--- start DATA FOR THIS EXERCISE ---

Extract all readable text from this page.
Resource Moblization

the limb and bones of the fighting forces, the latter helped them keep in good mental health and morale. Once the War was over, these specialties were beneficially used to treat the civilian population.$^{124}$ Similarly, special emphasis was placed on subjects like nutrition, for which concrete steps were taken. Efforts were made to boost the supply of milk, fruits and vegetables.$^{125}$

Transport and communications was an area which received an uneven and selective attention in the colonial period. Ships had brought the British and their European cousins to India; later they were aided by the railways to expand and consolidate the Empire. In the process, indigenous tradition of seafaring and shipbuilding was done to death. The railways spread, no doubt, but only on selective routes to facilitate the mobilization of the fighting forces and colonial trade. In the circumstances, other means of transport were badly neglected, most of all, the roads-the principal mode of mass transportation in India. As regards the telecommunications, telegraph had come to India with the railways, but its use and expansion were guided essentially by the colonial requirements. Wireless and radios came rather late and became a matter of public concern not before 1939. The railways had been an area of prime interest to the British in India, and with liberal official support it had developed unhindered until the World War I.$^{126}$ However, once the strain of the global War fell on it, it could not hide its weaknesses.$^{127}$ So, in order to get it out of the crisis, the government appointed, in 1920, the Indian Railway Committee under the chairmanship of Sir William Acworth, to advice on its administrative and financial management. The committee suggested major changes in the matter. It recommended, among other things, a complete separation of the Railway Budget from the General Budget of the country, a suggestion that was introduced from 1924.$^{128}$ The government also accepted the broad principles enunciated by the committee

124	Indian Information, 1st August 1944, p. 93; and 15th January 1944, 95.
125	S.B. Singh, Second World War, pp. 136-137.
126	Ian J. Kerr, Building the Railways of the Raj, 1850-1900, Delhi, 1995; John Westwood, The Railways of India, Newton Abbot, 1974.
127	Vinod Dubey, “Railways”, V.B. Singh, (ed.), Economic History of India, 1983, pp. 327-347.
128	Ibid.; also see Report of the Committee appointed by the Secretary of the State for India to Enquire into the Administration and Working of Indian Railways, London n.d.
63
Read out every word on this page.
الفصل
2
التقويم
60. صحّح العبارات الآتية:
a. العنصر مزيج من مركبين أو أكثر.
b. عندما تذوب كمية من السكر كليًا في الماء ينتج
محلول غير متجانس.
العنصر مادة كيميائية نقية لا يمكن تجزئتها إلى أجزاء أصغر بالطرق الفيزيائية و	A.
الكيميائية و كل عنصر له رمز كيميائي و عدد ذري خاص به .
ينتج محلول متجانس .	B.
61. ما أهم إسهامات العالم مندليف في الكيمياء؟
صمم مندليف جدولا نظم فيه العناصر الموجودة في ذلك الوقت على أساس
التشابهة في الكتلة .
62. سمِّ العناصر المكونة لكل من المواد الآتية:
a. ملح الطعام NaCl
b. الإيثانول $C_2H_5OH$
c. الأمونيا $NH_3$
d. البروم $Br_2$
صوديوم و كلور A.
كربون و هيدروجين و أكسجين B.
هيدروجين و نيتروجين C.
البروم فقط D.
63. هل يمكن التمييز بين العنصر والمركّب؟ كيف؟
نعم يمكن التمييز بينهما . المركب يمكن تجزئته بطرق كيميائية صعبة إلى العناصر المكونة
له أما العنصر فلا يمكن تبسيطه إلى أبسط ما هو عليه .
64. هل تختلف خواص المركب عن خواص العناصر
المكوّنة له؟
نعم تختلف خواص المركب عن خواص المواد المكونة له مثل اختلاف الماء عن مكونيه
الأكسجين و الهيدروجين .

--- end DATA FOR THIS EXERCISE ---

_WORK REQUIRED_.
Copy each record from above exactly, and include every line.

_WRITTEN ANSWER_.
Extract all readable text from this page.
Resource Moblization

the limb and bones of the fighting forces, the latter helped them keep in good mental health and morale. Once the War was over, these specialties were beneficially used to treat the civilian population.$^{124}$ Similarly, special emphasis was placed on subjects like nutrition, for which concrete steps were taken. Efforts were made to boost the supply of milk, fruits and vegetables.$^{125}$

Transport and communications was an area which received an uneven and selective attention in the colonial period. Ships had brought the British and their European cousins to India; later they were aided by the railways to expand and consolidate the Empire. In the process, indigenous tradition of seafaring and shipbuilding was done to death. The railways spread, no doubt, but only on selective routes to facilitate the mobilization of the fighting forces and colonial trade. In the circumstances, other means of transport were badly neglected, most of all, the roads-the principal mode of mass transportation in India. As regards the telecommunications, telegraph had come to India with the railways, but its use and expansion were guided essentially by the colonial requirements. Wireless and radios came rather late and became a matter of public concern not before 1939. The railways had been an area of prime interest to the British in India, and with liberal official support it had developed unhindered until the World War I.$^{126}$ However, once the strain of the global War fell on it, it could not hide its weaknesses.$^{127}$ So, in order to get it out of the crisis, the government appointed, in 1920, the Indian Railway Committee under the chairmanship of Sir William Acworth, to advice on its administrative and financial management. The committee suggested major changes in the matter. It recommended, among other things, a complete separation of the Railway Budget from the General Budget of the country, a suggestion that was introduced from 1924.$^{128}$ The government also accepted the broad principles enunciated by the committee

124	Indian Information, 1st August 1944, p. 93; and 15th January 1944, 95.
125	S.B. Singh, Second World War, pp. 136-137.
126	Ian J. Kerr, Building the Railways of the Raj, 1850-1900, Delhi, 1995; John Westwood, The Railways of India, Newton Abbot, 1974.
127	Vinod Dubey, “Railways”, V.B. Singh, (ed.), Economic History of India, 1983, pp. 327-347.
128	Ibid.; also see Report of the Committee appointed by the Secretary of the State for India to Enquire into the Administration and Working of Indian Railways, London n.d.
63
Read out every word on this page.
الفصل
2
التقويم
60. صحّح العبارات الآتية:
a. العنصر مزيج من مركبين أو أكثر.
b. عندما تذوب كمية من السكر كليًا في الماء ينتج
محلول غير متجانس.
العنصر مادة كيميائية نقية لا يمكن تجزئتها إلى أجزاء أصغر بالطرق الفيزيائية و	A.
الكيميائية و كل عنصر له رمز كيميائي و عدد ذري خاص به .
ينتج محلول متجانس .	B.
61. ما أهم إسهامات العالم مندليف في الكيمياء؟
صمم مندليف جدولا نظم فيه العناصر الموجودة في ذلك الوقت على أساس
التشابهة في الكتلة .
62. سمِّ العناصر المكونة لكل من المواد الآتية:
a. ملح الطعام NaCl
b. الإيثانول $C_2H_5OH$
c. الأمونيا $NH_3$
d. البروم $Br_2$
صوديوم و كلور A.
كربون و هيدروجين و أكسجين B.
هيدروجين و نيتروجين C.
البروم فقط D.
63. هل يمكن التمييز بين العنصر والمركّب؟ كيف؟
نعم يمكن التمييز بينهما . المركب يمكن تجزئته بطرق كيميائية صعبة إلى العناصر المكونة
له أما العنصر فلا يمكن تبسيطه إلى أبسط ما هو عليه .
64. هل تختلف خواص المركب عن خواص العناصر
المكوّنة له؟
نعم تختلف خواص المركب عن خواص المواد المكونة له مثل اختلاف الماء عن مكونيه
الأكسجين و الهيدروجين .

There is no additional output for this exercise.